» ZU ERLEDIGENDE AUFGABEN:
1) Beantworten Sie anhand des Auszugs über die Klavierpädagogin die folgenden Fragen:
(a) Worauf begründeten Alfons und Aloys Kontarsky ihren Weltruhm?
(b) In welchem Zeitraum war Anne-Marie Matthes ihre Assistentin?
(c) Wie wurden ihre seltenen Konzerte aufgenommen?
2) Setzen Sie den Auszug über die Klavierpädagogin im Anschluss an seinen letzten Satz fort.

Berühmte PianistInnen profitierten von ihrem Unterricht, so die Brüder Alfons und Aloys Kontarsky, die ihren Weltruhm auf ihrer Duo-Arbeit begründeten. Weitere SchülerInnen sind Erika Radermacher, Helmut Ockenfels, Erika Niessen-Babinecz, Georg Kröll (1953-1959), Manfred Reuthe, Joachim Volkmann, Bernhard Klee, Dietmar von Capitaine und Anne-Marie Matthes (geb. Goldenberg), die 1970 bis 1977 ihre Assistentin war.

Es versteht sich von selbst, dass bei einer Pädagogin dieser Qualität und Hingabe oftmals Zeit und Kraft fehlten, eigene Klavier-Rezitals und Solo-Auftritte im Rahmen von Orchesterkonzerten vorzubereiten. Ihre seltenen Konzerte wurden stets bejubelt.

» EINTRÄGE DES DATENSATZES:

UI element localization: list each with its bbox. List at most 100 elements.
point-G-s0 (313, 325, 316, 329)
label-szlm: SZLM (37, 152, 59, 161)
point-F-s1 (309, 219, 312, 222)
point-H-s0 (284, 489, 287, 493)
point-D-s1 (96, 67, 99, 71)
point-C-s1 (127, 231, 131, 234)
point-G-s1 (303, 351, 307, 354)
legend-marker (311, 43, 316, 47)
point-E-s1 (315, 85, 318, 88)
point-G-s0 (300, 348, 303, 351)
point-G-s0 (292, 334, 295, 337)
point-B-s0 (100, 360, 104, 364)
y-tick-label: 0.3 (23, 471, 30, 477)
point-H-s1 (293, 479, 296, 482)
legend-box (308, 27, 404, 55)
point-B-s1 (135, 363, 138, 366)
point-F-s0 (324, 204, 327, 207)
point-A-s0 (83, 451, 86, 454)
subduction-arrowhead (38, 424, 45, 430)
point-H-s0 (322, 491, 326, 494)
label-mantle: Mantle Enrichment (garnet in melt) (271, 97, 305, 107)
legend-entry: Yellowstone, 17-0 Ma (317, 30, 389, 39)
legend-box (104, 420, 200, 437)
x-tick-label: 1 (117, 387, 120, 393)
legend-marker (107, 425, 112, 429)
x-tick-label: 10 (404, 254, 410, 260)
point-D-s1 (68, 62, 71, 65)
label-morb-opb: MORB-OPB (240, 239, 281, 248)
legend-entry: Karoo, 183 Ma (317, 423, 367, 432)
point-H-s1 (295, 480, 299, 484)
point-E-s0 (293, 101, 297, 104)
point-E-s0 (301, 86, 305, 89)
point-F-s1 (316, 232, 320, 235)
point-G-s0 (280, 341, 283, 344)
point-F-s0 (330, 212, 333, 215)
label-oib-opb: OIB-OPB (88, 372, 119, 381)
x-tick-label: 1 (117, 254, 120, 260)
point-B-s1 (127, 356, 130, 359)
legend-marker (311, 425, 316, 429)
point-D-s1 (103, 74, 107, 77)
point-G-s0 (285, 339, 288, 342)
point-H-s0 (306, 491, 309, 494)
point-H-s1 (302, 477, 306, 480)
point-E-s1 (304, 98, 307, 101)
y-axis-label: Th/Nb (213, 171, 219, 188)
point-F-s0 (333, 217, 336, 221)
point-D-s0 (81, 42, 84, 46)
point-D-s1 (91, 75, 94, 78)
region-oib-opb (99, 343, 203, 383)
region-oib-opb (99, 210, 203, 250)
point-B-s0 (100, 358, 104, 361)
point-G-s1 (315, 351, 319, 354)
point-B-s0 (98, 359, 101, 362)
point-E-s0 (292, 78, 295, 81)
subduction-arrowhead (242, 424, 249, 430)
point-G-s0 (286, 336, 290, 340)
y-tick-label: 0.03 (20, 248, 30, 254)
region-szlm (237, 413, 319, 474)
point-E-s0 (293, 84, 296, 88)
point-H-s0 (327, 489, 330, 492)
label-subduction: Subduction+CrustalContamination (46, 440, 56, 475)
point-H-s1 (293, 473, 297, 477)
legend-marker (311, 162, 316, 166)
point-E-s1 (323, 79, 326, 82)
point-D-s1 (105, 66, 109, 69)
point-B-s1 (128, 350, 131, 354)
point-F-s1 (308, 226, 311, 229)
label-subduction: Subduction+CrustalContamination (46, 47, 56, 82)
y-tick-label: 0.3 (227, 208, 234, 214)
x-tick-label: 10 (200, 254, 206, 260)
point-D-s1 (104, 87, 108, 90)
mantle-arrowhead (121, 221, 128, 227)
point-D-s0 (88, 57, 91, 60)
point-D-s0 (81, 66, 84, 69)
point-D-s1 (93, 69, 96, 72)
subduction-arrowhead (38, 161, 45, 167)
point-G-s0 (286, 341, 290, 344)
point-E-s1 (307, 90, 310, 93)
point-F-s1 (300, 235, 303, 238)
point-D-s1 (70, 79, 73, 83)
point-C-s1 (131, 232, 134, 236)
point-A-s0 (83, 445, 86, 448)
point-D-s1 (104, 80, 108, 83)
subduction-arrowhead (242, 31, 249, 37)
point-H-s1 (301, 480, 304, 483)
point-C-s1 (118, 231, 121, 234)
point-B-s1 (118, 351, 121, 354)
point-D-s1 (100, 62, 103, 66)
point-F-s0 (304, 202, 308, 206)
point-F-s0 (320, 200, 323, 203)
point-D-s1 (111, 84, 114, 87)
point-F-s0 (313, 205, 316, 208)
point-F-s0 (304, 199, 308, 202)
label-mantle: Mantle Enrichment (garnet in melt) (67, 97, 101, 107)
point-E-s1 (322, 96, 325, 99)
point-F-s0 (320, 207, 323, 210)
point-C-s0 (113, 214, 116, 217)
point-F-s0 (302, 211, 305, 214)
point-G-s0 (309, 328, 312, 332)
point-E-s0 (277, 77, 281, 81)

» GELÖSTE AUFGABEN:
1)
(a) Auf ihrer Duo-Arbeit.
(b) Von 1970 bis 1977.
(c) Sie wurden stets bejubelt.

2)
Nochmals Manfred Reuthe: Ich entsinne mich an eine grossartige Aufführung des Klavierkonzertes Nr. 1 b-moll von Peter Tschaikowski mit dem Städtischen Orchester Bonn unter der Leitung des damaligen Generalmusikdirektors Otto Volkmann (Vater ihres o.g. Schülers Joachim V.) Anfang der fünfziger Jahre in Bonn. Mitte der fünfziger Jahre hörte ich sie in einem ebenso qualifizierten Klavierabend im Kölner Belgischen Haus.

Else Schmitz-Gohr trat gelegentlich in Live-Sendungen des Westdeutschen Rundfunks Köln auf (Redaktion Anne-Margret Neumann).

Frau Professor Else Schmitz-Gohr blieb unverheiratet und kinderlos. Sie lebte viele Jahre mit der Kollegin und Freundin Cora Cremer zusammen, die ebenfalls in der gemeinsamen Wohnung unterrichtete (Ubierring 56, Köln).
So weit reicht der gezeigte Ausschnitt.